Source document:

::::::::

The Big Broadcast was born almost by accident. On Sunday, December 31, 1972, the last of the three "official" hosts of WFUV's In the Mood failed to arrive by 11 PM, leaving an eighteen year old Fordham freshman in charge of the one hour program. "When nobody showed up the next week," says Rich Conaty, "I renamed the show The Big Broadcast and locked the door to the studio, in case any of those guys tried to get back in!"

The focus of the program, 1920s and 30s pop and jazz, hasn't changed since the 1970s, but it has expanded to four hours, drawing from a growing library of 40,000 CDs, LPs and original 78 RPM recordings.

"We're enormously proud of Rich," said WFUV General Manager Chuck Singleton. "His encyclopedic knowledge of that musical era - and his unbridled enthusiasm for it - have earned him of all ages, from senior citizens to young hipsters."

Throughout its 40th Anniversary year, The Big Broadcast will also revisit conversations with such music makers as Cotton Club star Cab Calloway and "The Street Singer," Arthur Tracy, both of whom appeared in the 1932 film, The Big Broadcast, "Star Dust" lyricist Mitchell Parish, and Edward Eliscu, who wrote the words to the 1929 song, "Great Day," which has closed The Big Broadcast for 2050+ Sundays.

Although the original artists have gone, The Big Broadcast has been enriched recently by visits from Wall Street Journal columnist, Will Friedwald, band leader Vince Giordano, who appears on HBO's Boardwalk Empire, and Michael Feinstein, who included Conaty in his PBS series, Michael Feinstein's American Songbook.

::::::::

Written problem a: Copy the entries word for word, from their start through the line that contains "- notes-icon[interactable]: [367, 858, 402, 892]".

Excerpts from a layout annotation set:
::::::::

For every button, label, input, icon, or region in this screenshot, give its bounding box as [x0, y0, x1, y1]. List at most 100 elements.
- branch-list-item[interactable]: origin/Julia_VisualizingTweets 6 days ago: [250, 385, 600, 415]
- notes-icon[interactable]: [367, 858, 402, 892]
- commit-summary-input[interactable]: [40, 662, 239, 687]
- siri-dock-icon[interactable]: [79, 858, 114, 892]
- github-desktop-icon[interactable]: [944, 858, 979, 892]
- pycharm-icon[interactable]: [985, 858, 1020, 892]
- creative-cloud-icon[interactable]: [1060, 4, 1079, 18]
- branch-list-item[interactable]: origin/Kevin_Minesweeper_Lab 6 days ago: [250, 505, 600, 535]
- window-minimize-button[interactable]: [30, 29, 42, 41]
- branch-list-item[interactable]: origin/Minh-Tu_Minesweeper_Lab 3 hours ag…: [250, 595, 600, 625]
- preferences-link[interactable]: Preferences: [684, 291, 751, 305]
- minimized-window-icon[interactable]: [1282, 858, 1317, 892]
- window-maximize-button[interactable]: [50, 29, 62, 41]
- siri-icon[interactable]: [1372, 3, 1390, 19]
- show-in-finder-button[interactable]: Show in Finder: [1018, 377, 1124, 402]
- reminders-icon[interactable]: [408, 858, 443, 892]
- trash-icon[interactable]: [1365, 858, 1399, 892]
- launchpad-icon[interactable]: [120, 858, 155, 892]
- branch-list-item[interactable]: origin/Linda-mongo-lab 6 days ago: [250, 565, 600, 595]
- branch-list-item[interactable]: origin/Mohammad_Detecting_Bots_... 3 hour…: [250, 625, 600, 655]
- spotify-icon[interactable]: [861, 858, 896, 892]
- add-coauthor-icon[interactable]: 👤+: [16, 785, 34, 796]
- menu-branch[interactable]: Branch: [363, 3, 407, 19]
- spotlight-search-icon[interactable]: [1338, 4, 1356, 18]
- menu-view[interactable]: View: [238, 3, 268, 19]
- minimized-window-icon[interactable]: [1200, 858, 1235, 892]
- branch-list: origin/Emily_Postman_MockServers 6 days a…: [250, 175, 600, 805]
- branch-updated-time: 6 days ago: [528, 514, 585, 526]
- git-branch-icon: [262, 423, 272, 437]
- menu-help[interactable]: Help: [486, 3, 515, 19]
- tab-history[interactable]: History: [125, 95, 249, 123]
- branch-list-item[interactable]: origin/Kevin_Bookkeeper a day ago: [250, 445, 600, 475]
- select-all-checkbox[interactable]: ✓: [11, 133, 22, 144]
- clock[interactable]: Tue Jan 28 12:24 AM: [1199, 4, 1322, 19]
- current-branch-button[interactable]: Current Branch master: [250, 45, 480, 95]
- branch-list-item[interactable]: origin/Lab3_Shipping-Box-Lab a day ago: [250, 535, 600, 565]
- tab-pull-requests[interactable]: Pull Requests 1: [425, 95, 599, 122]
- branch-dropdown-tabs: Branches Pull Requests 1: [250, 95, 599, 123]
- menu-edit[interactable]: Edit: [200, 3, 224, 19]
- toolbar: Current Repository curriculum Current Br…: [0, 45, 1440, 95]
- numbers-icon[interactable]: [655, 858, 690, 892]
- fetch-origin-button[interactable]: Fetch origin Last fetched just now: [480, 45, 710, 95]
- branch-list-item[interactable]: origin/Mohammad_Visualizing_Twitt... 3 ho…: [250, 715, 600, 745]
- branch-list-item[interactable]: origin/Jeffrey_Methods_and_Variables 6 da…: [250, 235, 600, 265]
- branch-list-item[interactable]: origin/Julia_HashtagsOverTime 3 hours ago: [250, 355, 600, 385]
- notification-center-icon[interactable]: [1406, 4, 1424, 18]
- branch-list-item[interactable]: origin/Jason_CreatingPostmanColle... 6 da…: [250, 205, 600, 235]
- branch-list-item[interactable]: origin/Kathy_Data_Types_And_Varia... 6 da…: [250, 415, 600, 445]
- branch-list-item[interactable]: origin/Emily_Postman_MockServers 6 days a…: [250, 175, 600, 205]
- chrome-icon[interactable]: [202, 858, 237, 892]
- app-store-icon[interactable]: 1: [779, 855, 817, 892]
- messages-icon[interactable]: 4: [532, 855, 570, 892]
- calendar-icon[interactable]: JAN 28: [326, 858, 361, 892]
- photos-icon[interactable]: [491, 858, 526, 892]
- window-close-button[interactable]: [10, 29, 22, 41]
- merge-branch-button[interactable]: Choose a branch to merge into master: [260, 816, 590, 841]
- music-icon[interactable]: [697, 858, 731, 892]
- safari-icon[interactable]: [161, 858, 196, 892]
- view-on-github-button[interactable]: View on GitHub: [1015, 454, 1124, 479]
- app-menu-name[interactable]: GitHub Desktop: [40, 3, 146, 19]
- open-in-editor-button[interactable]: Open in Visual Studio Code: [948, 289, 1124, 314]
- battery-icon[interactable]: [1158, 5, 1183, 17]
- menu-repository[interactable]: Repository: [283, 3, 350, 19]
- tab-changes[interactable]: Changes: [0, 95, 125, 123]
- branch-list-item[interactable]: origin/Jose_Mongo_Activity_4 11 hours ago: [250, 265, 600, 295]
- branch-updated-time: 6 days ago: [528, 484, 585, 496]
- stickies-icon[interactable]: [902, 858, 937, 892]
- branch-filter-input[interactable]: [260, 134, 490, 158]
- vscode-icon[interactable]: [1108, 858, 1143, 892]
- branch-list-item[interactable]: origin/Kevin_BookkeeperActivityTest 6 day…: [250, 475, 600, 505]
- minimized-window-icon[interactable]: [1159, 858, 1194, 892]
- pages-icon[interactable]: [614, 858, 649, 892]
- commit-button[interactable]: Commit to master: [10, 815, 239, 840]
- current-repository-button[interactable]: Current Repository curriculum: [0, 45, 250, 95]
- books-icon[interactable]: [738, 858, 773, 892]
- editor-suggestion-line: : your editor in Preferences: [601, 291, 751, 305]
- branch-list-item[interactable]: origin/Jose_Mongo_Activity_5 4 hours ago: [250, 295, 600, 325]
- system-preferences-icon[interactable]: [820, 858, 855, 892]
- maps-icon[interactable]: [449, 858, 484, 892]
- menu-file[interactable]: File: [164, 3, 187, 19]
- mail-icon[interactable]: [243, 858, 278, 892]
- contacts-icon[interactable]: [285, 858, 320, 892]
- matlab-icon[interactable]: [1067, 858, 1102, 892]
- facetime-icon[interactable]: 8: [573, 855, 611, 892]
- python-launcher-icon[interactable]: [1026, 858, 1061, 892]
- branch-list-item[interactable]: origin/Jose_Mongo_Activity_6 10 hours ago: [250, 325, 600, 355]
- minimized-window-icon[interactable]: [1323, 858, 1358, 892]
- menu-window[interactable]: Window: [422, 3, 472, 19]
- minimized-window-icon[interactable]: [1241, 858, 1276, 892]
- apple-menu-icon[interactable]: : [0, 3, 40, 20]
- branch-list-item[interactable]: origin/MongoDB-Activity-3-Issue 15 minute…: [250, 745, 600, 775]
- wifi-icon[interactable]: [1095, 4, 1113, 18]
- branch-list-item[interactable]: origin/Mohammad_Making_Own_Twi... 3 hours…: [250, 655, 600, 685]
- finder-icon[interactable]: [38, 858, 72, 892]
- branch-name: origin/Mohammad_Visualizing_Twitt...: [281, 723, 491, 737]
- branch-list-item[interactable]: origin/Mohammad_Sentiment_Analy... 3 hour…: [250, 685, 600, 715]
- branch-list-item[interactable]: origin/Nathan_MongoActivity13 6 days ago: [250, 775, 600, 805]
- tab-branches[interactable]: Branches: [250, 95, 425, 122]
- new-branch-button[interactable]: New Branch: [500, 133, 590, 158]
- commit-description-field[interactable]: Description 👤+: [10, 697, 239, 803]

::::::::

Written problem b: In the piece about The Big Broadcast, which music makers does the show plan to revisit conversations with during its 40th Anniversary year? List them all.

Full solution a:
For every button, label, input, icon, or region in this screenshot, give its bounding box as [x0, y0, x1, y1]. List at most 100 elements.
- branch-list-item[interactable]: origin/Julia_VisualizingTweets 6 days ago: [250, 385, 600, 415]
- notes-icon[interactable]: [367, 858, 402, 892]

Full solution b:
- Cab Calloway
- Arthur Tracy
- Mitchell Parish
- Edward Eliscu